Extracted data entries:
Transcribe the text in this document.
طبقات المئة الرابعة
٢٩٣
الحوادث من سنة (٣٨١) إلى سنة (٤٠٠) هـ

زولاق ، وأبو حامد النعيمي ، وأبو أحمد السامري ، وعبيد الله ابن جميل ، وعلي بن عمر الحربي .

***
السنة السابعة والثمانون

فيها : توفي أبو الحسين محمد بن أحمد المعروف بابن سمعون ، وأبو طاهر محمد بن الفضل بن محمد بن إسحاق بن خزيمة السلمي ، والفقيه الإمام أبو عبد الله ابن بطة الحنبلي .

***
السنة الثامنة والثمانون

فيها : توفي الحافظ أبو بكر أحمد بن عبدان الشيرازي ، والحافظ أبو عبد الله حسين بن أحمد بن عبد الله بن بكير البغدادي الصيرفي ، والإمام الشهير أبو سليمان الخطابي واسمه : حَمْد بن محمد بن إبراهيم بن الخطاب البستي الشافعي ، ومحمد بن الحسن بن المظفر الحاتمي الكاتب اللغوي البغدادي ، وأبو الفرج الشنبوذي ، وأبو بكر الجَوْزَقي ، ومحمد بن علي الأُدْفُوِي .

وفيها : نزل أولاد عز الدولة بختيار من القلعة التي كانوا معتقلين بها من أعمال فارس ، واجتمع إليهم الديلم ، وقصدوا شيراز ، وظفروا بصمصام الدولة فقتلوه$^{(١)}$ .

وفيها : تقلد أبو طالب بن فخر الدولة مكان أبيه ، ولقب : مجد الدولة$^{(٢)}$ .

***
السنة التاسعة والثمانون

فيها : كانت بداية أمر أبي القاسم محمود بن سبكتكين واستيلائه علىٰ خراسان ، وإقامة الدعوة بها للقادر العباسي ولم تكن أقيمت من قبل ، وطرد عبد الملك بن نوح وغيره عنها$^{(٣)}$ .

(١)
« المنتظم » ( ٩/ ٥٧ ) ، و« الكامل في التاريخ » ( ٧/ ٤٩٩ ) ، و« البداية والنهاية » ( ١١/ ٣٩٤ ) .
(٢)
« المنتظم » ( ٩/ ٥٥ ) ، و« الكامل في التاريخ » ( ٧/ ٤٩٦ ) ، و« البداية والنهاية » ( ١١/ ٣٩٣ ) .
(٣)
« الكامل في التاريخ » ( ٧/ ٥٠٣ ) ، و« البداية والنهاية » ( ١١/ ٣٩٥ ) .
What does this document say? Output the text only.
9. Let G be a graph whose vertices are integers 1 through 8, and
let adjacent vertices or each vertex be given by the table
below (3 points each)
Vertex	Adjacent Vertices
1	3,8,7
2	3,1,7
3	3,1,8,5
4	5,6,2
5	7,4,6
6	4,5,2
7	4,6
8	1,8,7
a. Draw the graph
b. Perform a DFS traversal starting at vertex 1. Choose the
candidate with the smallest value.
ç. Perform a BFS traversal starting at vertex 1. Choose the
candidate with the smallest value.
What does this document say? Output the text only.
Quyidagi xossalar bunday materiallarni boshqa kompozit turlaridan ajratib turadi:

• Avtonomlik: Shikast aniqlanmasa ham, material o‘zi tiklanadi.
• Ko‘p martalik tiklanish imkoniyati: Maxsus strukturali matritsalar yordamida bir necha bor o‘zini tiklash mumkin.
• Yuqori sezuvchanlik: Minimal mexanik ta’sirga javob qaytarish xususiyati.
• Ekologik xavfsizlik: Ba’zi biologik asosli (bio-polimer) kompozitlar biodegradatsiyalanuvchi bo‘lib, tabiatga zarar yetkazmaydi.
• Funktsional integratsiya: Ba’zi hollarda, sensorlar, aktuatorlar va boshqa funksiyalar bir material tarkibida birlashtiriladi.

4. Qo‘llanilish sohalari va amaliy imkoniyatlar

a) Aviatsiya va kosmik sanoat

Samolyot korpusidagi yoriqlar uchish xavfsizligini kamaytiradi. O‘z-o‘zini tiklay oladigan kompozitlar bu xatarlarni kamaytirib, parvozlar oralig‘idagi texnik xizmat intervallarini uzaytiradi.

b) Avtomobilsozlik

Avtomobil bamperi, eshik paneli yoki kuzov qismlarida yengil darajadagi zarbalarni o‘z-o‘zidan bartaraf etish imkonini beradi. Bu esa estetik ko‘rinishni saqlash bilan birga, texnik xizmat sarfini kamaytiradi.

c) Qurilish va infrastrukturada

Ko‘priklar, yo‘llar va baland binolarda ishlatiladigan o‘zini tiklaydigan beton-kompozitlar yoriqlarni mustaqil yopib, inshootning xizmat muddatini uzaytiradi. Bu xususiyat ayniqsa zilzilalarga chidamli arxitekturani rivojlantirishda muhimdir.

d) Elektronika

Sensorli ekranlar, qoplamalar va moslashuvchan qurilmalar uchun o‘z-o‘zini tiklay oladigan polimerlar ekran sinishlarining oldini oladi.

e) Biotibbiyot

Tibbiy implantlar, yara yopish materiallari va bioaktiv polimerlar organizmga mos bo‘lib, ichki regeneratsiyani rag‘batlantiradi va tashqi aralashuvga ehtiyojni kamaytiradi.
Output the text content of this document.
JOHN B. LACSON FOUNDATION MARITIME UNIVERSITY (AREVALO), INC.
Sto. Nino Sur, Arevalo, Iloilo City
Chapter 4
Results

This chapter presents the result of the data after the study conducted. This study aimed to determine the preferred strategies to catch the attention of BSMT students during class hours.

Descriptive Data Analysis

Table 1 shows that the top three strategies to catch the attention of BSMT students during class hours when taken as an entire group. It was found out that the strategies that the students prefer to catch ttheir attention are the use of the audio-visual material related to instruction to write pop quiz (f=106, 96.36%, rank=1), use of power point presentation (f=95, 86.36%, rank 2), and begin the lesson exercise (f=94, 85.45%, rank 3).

**Aim of the exercise**
Without changing a word, restate the whole listing.

**Answer for this exercise**
Transcribe the text in this document.
طبقات المئة الرابعة
٢٩٣
الحوادث من سنة (٣٨١) إلى سنة (٤٠٠) هـ

زولاق ، وأبو حامد النعيمي ، وأبو أحمد السامري ، وعبيد الله ابن جميل ، وعلي بن عمر الحربي .

***
السنة السابعة والثمانون

فيها : توفي أبو الحسين محمد بن أحمد المعروف بابن سمعون ، وأبو طاهر محمد بن الفضل بن محمد بن إسحاق بن خزيمة السلمي ، والفقيه الإمام أبو عبد الله ابن بطة الحنبلي .

***
السنة الثامنة والثمانون

فيها : توفي الحافظ أبو بكر أحمد بن عبدان الشيرازي ، والحافظ أبو عبد الله حسين بن أحمد بن عبد الله بن بكير البغدادي الصيرفي ، والإمام الشهير أبو سليمان الخطابي واسمه : حَمْد بن محمد بن إبراهيم بن الخطاب البستي الشافعي ، ومحمد بن الحسن بن المظفر الحاتمي الكاتب اللغوي البغدادي ، وأبو الفرج الشنبوذي ، وأبو بكر الجَوْزَقي ، ومحمد بن علي الأُدْفُوِي .

وفيها : نزل أولاد عز الدولة بختيار من القلعة التي كانوا معتقلين بها من أعمال فارس ، واجتمع إليهم الديلم ، وقصدوا شيراز ، وظفروا بصمصام الدولة فقتلوه$^{(١)}$ .

وفيها : تقلد أبو طالب بن فخر الدولة مكان أبيه ، ولقب : مجد الدولة$^{(٢)}$ .

***
السنة التاسعة والثمانون

فيها : كانت بداية أمر أبي القاسم محمود بن سبكتكين واستيلائه علىٰ خراسان ، وإقامة الدعوة بها للقادر العباسي ولم تكن أقيمت من قبل ، وطرد عبد الملك بن نوح وغيره عنها$^{(٣)}$ .

(١)
« المنتظم » ( ٩/ ٥٧ ) ، و« الكامل في التاريخ » ( ٧/ ٤٩٩ ) ، و« البداية والنهاية » ( ١١/ ٣٩٤ ) .
(٢)
« المنتظم » ( ٩/ ٥٥ ) ، و« الكامل في التاريخ » ( ٧/ ٤٩٦ ) ، و« البداية والنهاية » ( ١١/ ٣٩٣ ) .
(٣)
« الكامل في التاريخ » ( ٧/ ٥٠٣ ) ، و« البداية والنهاية » ( ١١/ ٣٩٥ ) .
What does this document say? Output the text only.
9. Let G be a graph whose vertices are integers 1 through 8, and
let adjacent vertices or each vertex be given by the table
below (3 points each)
Vertex	Adjacent Vertices
1	3,8,7
2	3,1,7
3	3,1,8,5
4	5,6,2
5	7,4,6
6	4,5,2
7	4,6
8	1,8,7
a. Draw the graph
b. Perform a DFS traversal starting at vertex 1. Choose the
candidate with the smallest value.
ç. Perform a BFS traversal starting at vertex 1. Choose the
candidate with the smallest value.
What does this document say? Output the text only.
Quyidagi xossalar bunday materiallarni boshqa kompozit turlaridan ajratib turadi:

• Avtonomlik: Shikast aniqlanmasa ham, material o‘zi tiklanadi.
• Ko‘p martalik tiklanish imkoniyati: Maxsus strukturali matritsalar yordamida bir necha bor o‘zini tiklash mumkin.
• Yuqori sezuvchanlik: Minimal mexanik ta’sirga javob qaytarish xususiyati.
• Ekologik xavfsizlik: Ba’zi biologik asosli (bio-polimer) kompozitlar biodegradatsiyalanuvchi bo‘lib, tabiatga zarar yetkazmaydi.
• Funktsional integratsiya: Ba’zi hollarda, sensorlar, aktuatorlar va boshqa funksiyalar bir material tarkibida birlashtiriladi.

4. Qo‘llanilish sohalari va amaliy imkoniyatlar

a) Aviatsiya va kosmik sanoat

Samolyot korpusidagi yoriqlar uchish xavfsizligini kamaytiradi. O‘z-o‘zini tiklay oladigan kompozitlar bu xatarlarni kamaytirib, parvozlar oralig‘idagi texnik xizmat intervallarini uzaytiradi.

b) Avtomobilsozlik

Avtomobil bamperi, eshik paneli yoki kuzov qismlarida yengil darajadagi zarbalarni o‘z-o‘zidan bartaraf etish imkonini beradi. Bu esa estetik ko‘rinishni saqlash bilan birga, texnik xizmat sarfini kamaytiradi.

c) Qurilish va infrastrukturada

Ko‘priklar, yo‘llar va baland binolarda ishlatiladigan o‘zini tiklaydigan beton-kompozitlar yoriqlarni mustaqil yopib, inshootning xizmat muddatini uzaytiradi. Bu xususiyat ayniqsa zilzilalarga chidamli arxitekturani rivojlantirishda muhimdir.

d) Elektronika

Sensorli ekranlar, qoplamalar va moslashuvchan qurilmalar uchun o‘z-o‘zini tiklay oladigan polimerlar ekran sinishlarining oldini oladi.

e) Biotibbiyot

Tibbiy implantlar, yara yopish materiallari va bioaktiv polimerlar organizmga mos bo‘lib, ichki regeneratsiyani rag‘batlantiradi va tashqi aralashuvga ehtiyojni kamaytiradi.
Output the text content of this document.
JOHN B. LACSON FOUNDATION MARITIME UNIVERSITY (AREVALO), INC.
Sto. Nino Sur, Arevalo, Iloilo City
Chapter 4
Results

This chapter presents the result of the data after the study conducted. This study aimed to determine the preferred strategies to catch the attention of BSMT students during class hours.

Descriptive Data Analysis

Table 1 shows that the top three strategies to catch the attention of BSMT students during class hours when taken as an entire group. It was found out that the strategies that the students prefer to catch ttheir attention are the use of the audio-visual material related to instruction to write pop quiz (f=106, 96.36%, rank=1), use of power point presentation (f=95, 86.36%, rank 2), and begin the lesson exercise (f=94, 85.45%, rank 3).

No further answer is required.